[Records contained in a dataset]
•••••

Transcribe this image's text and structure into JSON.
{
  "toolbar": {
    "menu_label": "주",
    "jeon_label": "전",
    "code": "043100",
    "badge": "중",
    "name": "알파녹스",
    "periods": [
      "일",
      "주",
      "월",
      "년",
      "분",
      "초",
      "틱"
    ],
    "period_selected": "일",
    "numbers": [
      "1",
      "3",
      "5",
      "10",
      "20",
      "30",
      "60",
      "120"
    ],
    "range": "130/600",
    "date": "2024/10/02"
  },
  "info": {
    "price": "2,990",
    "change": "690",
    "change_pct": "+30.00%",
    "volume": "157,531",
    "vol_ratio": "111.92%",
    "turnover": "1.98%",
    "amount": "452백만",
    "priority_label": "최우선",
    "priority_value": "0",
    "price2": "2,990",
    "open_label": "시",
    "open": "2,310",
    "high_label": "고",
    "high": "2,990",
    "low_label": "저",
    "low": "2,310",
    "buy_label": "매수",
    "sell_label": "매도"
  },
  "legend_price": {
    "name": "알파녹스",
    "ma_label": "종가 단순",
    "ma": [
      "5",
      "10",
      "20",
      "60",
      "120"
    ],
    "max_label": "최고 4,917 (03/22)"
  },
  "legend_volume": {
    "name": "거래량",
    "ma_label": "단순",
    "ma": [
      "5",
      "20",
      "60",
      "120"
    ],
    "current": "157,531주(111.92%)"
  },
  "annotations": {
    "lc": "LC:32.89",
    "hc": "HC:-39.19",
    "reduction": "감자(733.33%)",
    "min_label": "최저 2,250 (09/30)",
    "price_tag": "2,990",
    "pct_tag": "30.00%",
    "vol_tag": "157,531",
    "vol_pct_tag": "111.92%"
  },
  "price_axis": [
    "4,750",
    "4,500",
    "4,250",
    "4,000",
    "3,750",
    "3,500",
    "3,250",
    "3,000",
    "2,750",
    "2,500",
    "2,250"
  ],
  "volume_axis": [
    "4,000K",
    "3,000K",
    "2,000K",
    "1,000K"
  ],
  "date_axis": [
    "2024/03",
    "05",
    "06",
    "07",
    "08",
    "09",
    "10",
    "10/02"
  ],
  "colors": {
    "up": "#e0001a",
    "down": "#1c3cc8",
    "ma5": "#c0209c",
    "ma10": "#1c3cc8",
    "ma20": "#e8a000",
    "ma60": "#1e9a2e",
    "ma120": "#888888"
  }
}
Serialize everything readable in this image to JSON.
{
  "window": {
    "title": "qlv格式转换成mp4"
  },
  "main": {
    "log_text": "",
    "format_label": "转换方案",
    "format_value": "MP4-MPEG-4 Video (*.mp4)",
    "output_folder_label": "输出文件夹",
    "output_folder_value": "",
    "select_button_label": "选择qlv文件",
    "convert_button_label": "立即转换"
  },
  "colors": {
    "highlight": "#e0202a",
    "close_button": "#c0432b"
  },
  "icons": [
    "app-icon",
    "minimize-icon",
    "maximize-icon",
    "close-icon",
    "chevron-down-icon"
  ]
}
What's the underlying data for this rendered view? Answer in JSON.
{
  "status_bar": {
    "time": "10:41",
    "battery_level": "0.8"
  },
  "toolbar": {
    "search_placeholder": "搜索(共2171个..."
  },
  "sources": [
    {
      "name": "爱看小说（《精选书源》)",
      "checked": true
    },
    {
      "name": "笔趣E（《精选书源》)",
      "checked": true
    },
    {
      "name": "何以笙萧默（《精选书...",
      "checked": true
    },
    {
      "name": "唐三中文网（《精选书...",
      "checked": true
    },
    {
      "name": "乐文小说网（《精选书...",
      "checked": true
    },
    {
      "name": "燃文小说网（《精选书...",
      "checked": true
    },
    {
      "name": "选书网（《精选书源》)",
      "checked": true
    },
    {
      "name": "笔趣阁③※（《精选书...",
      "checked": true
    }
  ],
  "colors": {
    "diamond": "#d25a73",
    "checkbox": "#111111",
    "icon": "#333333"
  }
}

•••••

**Problem statement**
Without leaving anything out, quote all the data.

**Exercise answer**
Transcribe this image's text and structure into JSON.
{
  "toolbar": {
    "menu_label": "주",
    "jeon_label": "전",
    "code": "043100",
    "badge": "중",
    "name": "알파녹스",
    "periods": [
      "일",
      "주",
      "월",
      "년",
      "분",
      "초",
      "틱"
    ],
    "period_selected": "일",
    "numbers": [
      "1",
      "3",
      "5",
      "10",
      "20",
      "30",
      "60",
      "120"
    ],
    "range": "130/600",
    "date": "2024/10/02"
  },
  "info": {
    "price": "2,990",
    "change": "690",
    "change_pct": "+30.00%",
    "volume": "157,531",
    "vol_ratio": "111.92%",
    "turnover": "1.98%",
    "amount": "452백만",
    "priority_label": "최우선",
    "priority_value": "0",
    "price2": "2,990",
    "open_label": "시",
    "open": "2,310",
    "high_label": "고",
    "high": "2,990",
    "low_label": "저",
    "low": "2,310",
    "buy_label": "매수",
    "sell_label": "매도"
  },
  "legend_price": {
    "name": "알파녹스",
    "ma_label": "종가 단순",
    "ma": [
      "5",
      "10",
      "20",
      "60",
      "120"
    ],
    "max_label": "최고 4,917 (03/22)"
  },
  "legend_volume": {
    "name": "거래량",
    "ma_label": "단순",
    "ma": [
      "5",
      "20",
      "60",
      "120"
    ],
    "current": "157,531주(111.92%)"
  },
  "annotations": {
    "lc": "LC:32.89",
    "hc": "HC:-39.19",
    "reduction": "감자(733.33%)",
    "min_label": "최저 2,250 (09/30)",
    "price_tag": "2,990",
    "pct_tag": "30.00%",
    "vol_tag": "157,531",
    "vol_pct_tag": "111.92%"
  },
  "price_axis": [
    "4,750",
    "4,500",
    "4,250",
    "4,000",
    "3,750",
    "3,500",
    "3,250",
    "3,000",
    "2,750",
    "2,500",
    "2,250"
  ],
  "volume_axis": [
    "4,000K",
    "3,000K",
    "2,000K",
    "1,000K"
  ],
  "date_axis": [
    "2024/03",
    "05",
    "06",
    "07",
    "08",
    "09",
    "10",
    "10/02"
  ],
  "colors": {
    "up": "#e0001a",
    "down": "#1c3cc8",
    "ma5": "#c0209c",
    "ma10": "#1c3cc8",
    "ma20": "#e8a000",
    "ma60": "#1e9a2e",
    "ma120": "#888888"
  }
}
Serialize everything readable in this image to JSON.
{
  "window": {
    "title": "qlv格式转换成mp4"
  },
  "main": {
    "log_text": "",
    "format_label": "转换方案",
    "format_value": "MP4-MPEG-4 Video (*.mp4)",
    "output_folder_label": "输出文件夹",
    "output_folder_value": "",
    "select_button_label": "选择qlv文件",
    "convert_button_label": "立即转换"
  },
  "colors": {
    "highlight": "#e0202a",
    "close_button": "#c0432b"
  },
  "icons": [
    "app-icon",
    "minimize-icon",
    "maximize-icon",
    "close-icon",
    "chevron-down-icon"
  ]
}
What's the underlying data for this rendered view? Answer in JSON.
{
  "status_bar": {
    "time": "10:41",
    "battery_level": "0.8"
  },
  "toolbar": {
    "search_placeholder": "搜索(共2171个..."
  },
  "sources": [
    {
      "name": "爱看小说（《精选书源》)",
      "checked": true
    },
    {
      "name": "笔趣E（《精选书源》)",
      "checked": true
    },
    {
      "name": "何以笙萧默（《精选书...",
      "checked": true
    },
    {
      "name": "唐三中文网（《精选书...",
      "checked": true
    },
    {
      "name": "乐文小说网（《精选书...",
      "checked": true
    },
    {
      "name": "燃文小说网（《精选书...",
      "checked": true
    },
    {
      "name": "选书网（《精选书源》)",
      "checked": true
    },
    {
      "name": "笔趣阁③※（《精选书...",
      "checked": true
    }
  ],
  "colors": {
    "diamond": "#d25a73",
    "checkbox": "#111111",
    "icon": "#333333"
  }
}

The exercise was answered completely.